* **Yapılacaklar**:
(1) Hz Zehra'nın şehadet tarihiyle ilgili yazıda "Hz Zehra’nın (a.s)" sözünden başlayıp "tarihi muteber bilmektedir." sözüne kadar uzanan her şeyi olduğu gibi aktar.
(2) Hz Zehra'nın şehadet tarihiyle ilgili yazıya göre birçok Şia âlimi bu olayın Hz Peygamberin vefatından kaç gün sonra gerçekleştiğine inanıyor?

* **Seçilen Bölüm**:
────────────────────

Gelişmiş Arama
Ziyaret
10371
Güncellenme Tarihi: 2012/04/15
Soru Özeti
Hz Zehra’nın şehadetinin kesin tarihi nedir?
Soru
Hz Zehra’nın şehadet günü hakkında Hz Peygamberin (a.s) vefatından 75 gün veya 95 gün sonra diye belirtilen tarihlerden hangisi daha güçlü görüştür?
Kısa Cevap

Hz Zehra’nın (a.s) şehadet günü hakkında tarih kitaplarında birkaç görüş vardır. Bazı tarihçiler bunun Hz Peygamberin vefatından 40 gün sonra bazıları 6 ay sonra ve bir grup da 8 ay sonra gerçekleştiğini belirtmiştir. Aynı şekilde imamlarımızdan (a.s) nakledilen rivayetlerde iki tarih belirtilmiştir ve birçok Şia âlimi Hz Peygamberin (a.s) vefatından 95 gün sonra bunun gerçekleştiğine inanmakta ve bu tarihi muteber bilmektedir.

────────────────────

[Kayıtlı öğeler]
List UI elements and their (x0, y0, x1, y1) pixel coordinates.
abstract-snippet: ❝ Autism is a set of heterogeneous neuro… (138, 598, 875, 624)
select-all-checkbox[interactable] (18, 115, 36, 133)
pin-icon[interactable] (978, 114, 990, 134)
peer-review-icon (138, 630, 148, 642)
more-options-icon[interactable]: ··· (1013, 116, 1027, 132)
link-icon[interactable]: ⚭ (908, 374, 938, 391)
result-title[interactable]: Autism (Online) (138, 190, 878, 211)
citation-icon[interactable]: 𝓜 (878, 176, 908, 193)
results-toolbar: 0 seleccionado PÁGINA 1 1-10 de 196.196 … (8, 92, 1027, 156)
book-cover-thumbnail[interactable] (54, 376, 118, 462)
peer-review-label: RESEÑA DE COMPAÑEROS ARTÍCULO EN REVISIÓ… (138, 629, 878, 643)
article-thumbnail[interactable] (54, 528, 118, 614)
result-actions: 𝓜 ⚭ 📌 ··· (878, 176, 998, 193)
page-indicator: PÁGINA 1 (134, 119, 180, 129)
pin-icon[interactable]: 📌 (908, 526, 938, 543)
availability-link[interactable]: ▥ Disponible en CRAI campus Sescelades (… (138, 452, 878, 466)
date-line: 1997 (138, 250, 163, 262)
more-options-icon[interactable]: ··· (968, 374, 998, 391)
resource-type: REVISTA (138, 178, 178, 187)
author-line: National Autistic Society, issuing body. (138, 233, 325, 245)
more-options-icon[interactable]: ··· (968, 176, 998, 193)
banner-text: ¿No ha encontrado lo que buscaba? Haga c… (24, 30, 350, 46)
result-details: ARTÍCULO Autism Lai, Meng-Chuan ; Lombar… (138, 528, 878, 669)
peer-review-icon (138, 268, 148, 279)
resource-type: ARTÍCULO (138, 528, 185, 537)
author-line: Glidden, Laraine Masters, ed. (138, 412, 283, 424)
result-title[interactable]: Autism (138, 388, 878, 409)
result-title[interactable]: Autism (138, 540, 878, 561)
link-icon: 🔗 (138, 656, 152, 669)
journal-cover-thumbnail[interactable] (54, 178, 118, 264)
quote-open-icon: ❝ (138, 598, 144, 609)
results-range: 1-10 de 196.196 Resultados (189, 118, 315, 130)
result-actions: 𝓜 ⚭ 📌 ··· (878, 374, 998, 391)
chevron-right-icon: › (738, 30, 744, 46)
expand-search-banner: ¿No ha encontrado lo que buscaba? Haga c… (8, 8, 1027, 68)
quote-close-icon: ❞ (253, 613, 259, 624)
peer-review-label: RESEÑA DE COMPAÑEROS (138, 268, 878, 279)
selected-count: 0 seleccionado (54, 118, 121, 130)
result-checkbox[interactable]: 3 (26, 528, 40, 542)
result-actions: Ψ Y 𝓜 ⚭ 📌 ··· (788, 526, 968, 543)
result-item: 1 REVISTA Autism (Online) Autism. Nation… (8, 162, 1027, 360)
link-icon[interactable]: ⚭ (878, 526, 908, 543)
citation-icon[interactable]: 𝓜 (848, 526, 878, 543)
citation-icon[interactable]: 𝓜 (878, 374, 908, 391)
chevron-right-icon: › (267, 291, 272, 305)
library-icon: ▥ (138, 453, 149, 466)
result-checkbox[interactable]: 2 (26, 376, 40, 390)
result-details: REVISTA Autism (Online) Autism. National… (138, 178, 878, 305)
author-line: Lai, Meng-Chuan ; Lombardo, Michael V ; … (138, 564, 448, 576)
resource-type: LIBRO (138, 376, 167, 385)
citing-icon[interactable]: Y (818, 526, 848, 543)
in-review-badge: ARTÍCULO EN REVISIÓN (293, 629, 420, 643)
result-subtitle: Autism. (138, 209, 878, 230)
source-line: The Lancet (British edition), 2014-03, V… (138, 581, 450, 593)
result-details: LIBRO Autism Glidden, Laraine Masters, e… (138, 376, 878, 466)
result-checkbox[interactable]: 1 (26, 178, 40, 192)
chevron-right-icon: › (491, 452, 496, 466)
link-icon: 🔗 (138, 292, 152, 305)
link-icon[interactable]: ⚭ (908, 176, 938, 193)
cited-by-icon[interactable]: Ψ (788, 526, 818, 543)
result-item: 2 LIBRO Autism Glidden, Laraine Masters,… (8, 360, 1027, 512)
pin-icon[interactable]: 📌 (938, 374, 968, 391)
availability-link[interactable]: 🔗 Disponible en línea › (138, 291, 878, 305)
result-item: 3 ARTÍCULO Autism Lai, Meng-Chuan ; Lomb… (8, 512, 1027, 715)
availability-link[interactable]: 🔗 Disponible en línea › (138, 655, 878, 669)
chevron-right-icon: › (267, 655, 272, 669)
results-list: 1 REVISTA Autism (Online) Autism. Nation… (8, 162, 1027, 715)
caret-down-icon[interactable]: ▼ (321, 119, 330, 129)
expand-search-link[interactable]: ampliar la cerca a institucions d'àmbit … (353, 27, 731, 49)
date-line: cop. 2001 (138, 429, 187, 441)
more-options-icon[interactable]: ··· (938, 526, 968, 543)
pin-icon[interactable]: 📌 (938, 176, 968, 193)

────────────────────

* **Görevlerin Cevapları**:
(1)
Hz Zehra’nın (a.s) şehadet günü hakkında tarih kitaplarında birkaç görüş vardır. Bazı tarihçiler bunun Hz Peygamberin vefatından 40 gün sonra bazıları 6 ay sonra ve bir grup da 8 ay sonra gerçekleştiğini belirtmiştir. Aynı şekilde imamlarımızdan (a.s) nakledilen rivayetlerde iki tarih belirtilmiştir ve birçok Şia âlimi Hz Peygamberin (a.s) vefatından 95 gün sonra bunun gerçekleştiğine inanmakta ve bu tarihi muteber bilmektedir.

(2) Hz Peygamberin vefatından 95 gün sonra.